Pull out each line of the data that includes the word "réduction".

[Start of Source data]

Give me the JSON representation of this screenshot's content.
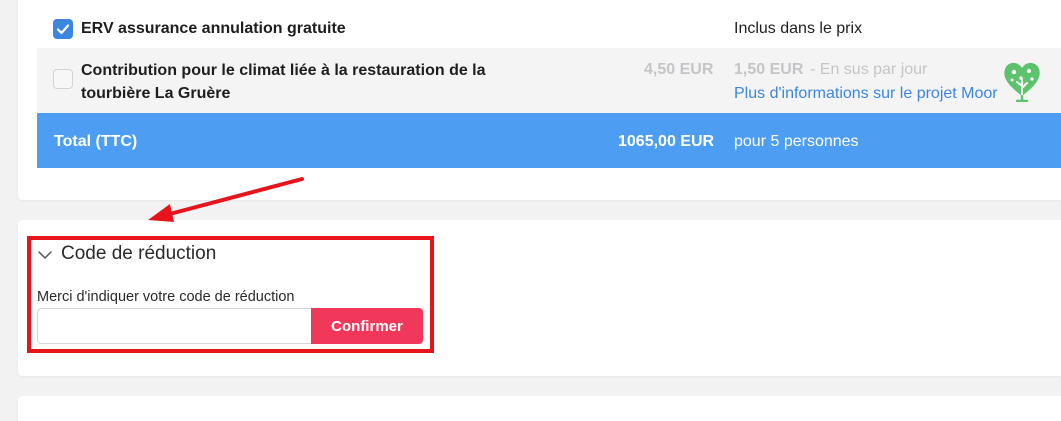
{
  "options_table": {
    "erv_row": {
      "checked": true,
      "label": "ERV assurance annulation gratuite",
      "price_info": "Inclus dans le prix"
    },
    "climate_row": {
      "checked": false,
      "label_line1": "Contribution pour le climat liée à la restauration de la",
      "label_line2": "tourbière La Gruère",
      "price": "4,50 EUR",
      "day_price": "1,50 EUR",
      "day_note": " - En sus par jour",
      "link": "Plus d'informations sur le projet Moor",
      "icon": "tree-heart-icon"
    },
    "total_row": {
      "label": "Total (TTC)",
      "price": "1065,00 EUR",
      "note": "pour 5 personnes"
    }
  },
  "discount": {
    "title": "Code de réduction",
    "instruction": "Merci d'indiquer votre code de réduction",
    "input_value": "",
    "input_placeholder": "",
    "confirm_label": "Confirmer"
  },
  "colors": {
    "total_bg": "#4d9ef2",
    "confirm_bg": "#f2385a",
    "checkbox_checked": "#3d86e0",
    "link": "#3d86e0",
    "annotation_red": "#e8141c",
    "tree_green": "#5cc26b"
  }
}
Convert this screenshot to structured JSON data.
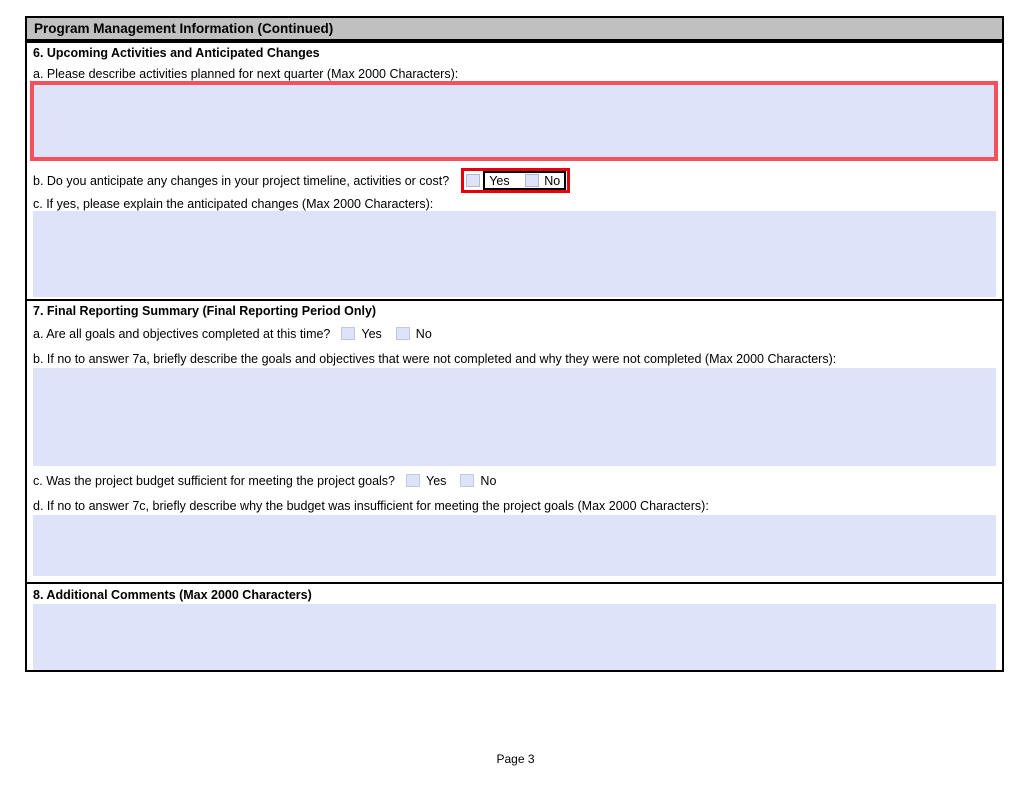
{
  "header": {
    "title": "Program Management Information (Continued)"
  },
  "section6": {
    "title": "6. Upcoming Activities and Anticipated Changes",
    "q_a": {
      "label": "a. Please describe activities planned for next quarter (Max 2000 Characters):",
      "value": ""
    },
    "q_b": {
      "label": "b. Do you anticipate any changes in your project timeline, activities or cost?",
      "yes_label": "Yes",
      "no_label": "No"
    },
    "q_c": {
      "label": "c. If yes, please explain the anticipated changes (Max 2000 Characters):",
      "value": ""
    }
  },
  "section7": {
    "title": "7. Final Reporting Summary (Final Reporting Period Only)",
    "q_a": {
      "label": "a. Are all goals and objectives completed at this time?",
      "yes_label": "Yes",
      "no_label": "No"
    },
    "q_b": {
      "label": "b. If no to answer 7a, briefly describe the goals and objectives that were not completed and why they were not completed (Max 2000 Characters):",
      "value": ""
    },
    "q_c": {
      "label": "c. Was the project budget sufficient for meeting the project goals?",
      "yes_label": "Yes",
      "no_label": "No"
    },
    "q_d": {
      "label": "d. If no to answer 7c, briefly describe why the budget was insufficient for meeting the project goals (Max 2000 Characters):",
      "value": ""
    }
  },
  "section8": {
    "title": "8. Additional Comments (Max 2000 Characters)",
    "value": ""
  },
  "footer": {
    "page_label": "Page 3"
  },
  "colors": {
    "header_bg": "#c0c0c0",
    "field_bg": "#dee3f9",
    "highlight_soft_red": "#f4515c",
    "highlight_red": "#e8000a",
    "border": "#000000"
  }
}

[End of Source data]

• [Solution to this exercise]:
    "title": "Code de réduction",
    "instruction": "Merci d'indiquer votre code de réduction",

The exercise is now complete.